== AIM ==
Pick out each line containing the string "производственную".
--------------------
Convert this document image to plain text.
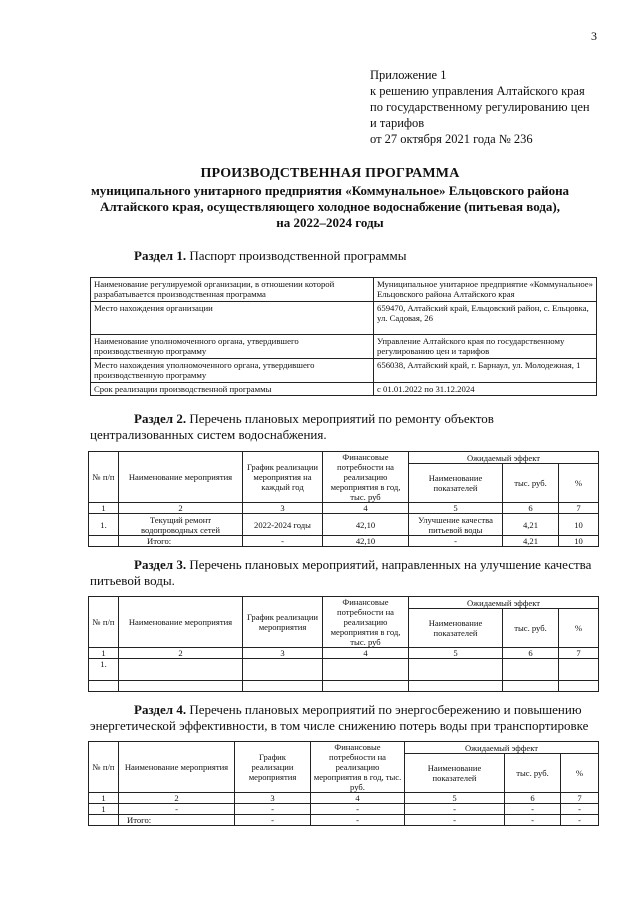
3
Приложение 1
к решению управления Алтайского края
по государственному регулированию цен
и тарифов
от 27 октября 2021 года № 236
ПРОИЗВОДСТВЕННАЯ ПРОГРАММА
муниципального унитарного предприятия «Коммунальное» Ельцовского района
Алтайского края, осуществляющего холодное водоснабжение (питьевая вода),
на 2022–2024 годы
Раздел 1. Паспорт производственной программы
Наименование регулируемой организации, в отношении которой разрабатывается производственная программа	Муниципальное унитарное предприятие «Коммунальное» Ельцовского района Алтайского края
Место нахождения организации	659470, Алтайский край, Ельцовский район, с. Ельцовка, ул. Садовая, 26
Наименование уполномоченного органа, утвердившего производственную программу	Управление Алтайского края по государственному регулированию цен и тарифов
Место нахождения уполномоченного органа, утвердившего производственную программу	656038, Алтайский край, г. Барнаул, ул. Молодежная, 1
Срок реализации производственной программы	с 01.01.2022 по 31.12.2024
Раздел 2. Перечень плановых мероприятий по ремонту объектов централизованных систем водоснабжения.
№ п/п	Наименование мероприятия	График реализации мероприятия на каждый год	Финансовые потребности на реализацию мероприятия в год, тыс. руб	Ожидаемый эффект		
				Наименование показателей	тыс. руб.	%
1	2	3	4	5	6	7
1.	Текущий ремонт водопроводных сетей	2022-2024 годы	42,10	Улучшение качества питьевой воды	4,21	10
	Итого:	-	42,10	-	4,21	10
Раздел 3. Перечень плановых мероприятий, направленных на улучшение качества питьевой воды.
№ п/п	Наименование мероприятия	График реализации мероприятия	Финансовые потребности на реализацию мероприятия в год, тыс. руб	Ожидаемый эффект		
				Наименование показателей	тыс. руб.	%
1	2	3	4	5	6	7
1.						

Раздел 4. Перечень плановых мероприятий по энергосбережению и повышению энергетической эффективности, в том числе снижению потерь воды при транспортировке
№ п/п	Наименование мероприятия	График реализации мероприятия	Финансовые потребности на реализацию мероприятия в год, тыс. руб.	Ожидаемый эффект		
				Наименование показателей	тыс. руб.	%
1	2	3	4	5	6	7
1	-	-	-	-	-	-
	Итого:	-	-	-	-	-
--------------------
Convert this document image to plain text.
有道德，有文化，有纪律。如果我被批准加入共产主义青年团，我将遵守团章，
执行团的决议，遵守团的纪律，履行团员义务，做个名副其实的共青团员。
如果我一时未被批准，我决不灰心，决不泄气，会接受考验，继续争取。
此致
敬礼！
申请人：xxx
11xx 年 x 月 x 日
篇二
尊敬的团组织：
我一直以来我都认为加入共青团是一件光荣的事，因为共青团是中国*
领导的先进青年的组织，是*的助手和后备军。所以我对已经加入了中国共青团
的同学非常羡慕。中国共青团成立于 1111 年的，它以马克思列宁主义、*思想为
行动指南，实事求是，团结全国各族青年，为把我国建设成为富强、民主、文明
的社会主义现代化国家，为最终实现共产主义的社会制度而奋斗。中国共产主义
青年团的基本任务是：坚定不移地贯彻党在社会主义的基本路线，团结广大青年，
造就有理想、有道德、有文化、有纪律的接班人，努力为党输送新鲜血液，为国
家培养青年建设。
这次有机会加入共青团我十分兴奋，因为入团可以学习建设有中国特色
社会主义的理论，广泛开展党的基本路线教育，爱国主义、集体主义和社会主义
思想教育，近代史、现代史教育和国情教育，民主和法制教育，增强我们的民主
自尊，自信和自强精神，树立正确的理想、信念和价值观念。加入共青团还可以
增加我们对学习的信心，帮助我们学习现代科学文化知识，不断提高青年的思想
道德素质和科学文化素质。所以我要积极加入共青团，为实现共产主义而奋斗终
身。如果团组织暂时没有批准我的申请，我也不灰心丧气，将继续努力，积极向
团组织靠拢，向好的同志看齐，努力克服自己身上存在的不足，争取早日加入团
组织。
--------------------
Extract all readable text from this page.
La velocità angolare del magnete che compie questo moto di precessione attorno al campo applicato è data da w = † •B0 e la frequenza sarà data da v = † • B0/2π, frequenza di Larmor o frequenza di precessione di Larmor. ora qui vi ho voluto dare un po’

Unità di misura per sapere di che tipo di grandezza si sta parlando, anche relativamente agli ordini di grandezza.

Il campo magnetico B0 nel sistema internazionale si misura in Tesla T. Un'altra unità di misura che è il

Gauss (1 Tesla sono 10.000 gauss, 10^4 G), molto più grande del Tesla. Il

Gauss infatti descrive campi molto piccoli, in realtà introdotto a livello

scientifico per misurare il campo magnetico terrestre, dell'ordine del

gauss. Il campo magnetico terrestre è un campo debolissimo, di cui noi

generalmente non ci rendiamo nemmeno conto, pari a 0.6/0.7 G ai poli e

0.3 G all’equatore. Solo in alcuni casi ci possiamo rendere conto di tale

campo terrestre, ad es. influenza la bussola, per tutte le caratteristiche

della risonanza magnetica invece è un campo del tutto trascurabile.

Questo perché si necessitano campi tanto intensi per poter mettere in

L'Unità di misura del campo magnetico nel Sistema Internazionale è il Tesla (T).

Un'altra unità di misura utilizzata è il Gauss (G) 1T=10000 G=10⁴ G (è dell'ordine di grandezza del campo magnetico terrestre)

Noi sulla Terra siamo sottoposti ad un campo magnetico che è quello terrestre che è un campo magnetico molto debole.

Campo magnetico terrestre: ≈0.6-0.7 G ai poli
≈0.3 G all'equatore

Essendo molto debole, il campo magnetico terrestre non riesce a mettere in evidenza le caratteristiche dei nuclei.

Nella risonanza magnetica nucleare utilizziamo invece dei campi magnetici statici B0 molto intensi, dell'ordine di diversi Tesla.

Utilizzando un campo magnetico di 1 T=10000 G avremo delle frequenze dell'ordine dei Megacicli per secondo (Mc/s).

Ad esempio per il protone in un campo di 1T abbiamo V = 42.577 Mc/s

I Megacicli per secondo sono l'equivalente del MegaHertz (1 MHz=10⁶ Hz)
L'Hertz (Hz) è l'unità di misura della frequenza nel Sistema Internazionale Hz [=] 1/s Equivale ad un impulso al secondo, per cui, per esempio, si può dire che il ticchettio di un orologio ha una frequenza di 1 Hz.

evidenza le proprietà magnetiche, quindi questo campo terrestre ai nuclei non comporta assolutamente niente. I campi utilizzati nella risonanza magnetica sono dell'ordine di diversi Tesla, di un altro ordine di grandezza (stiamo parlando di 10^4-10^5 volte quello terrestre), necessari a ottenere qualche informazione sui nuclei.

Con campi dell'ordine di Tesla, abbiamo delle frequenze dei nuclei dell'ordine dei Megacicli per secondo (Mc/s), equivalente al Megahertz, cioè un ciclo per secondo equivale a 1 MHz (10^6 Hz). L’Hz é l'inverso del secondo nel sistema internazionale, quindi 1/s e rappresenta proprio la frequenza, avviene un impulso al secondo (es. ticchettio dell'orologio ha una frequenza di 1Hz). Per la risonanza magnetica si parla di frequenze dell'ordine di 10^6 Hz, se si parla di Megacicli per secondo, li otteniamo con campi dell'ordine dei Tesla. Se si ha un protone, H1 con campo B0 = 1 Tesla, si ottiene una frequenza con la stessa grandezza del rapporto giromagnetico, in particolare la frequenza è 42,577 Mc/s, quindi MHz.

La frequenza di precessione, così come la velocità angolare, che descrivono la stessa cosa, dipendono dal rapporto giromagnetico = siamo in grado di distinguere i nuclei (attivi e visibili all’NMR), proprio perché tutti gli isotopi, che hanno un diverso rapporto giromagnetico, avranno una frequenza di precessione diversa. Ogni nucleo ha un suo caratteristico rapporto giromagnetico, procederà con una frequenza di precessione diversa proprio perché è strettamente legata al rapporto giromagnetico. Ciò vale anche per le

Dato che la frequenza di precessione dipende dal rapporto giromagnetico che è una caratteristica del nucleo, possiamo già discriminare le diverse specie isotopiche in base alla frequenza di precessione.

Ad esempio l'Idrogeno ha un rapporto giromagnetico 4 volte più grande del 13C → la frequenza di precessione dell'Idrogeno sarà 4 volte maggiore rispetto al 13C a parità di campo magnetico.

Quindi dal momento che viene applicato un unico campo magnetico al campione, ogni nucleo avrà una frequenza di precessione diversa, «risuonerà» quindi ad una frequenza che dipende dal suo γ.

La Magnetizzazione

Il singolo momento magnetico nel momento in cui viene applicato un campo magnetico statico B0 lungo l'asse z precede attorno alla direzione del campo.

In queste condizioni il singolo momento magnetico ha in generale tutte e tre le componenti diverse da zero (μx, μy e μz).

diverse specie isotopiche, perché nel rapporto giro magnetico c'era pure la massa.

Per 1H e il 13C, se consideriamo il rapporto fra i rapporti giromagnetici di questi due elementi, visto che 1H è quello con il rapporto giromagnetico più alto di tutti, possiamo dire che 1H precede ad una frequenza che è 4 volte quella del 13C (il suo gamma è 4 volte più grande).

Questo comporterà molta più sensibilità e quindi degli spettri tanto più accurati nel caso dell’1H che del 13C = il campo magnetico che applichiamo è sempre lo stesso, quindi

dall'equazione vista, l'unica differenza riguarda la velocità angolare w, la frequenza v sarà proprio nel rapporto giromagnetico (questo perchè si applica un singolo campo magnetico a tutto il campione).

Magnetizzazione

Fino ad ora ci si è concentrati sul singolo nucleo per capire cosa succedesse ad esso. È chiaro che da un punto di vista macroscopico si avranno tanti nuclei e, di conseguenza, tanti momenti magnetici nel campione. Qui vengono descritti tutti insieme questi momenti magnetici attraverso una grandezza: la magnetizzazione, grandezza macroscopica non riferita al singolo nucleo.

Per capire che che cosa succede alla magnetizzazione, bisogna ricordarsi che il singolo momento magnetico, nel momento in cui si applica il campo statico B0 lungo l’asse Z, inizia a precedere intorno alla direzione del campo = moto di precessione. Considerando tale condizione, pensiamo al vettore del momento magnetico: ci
--------------------
== FULL SOLUTION ==
Наименование уполномоченного органа, утвердившего производственную программу	Управление Алтайского края по государственному регулированию цен и тарифов
Место нахождения уполномоченного органа, утвердившего производственную программу	656038, Алтайский край, г. Барнаул, ул. Молодежная, 1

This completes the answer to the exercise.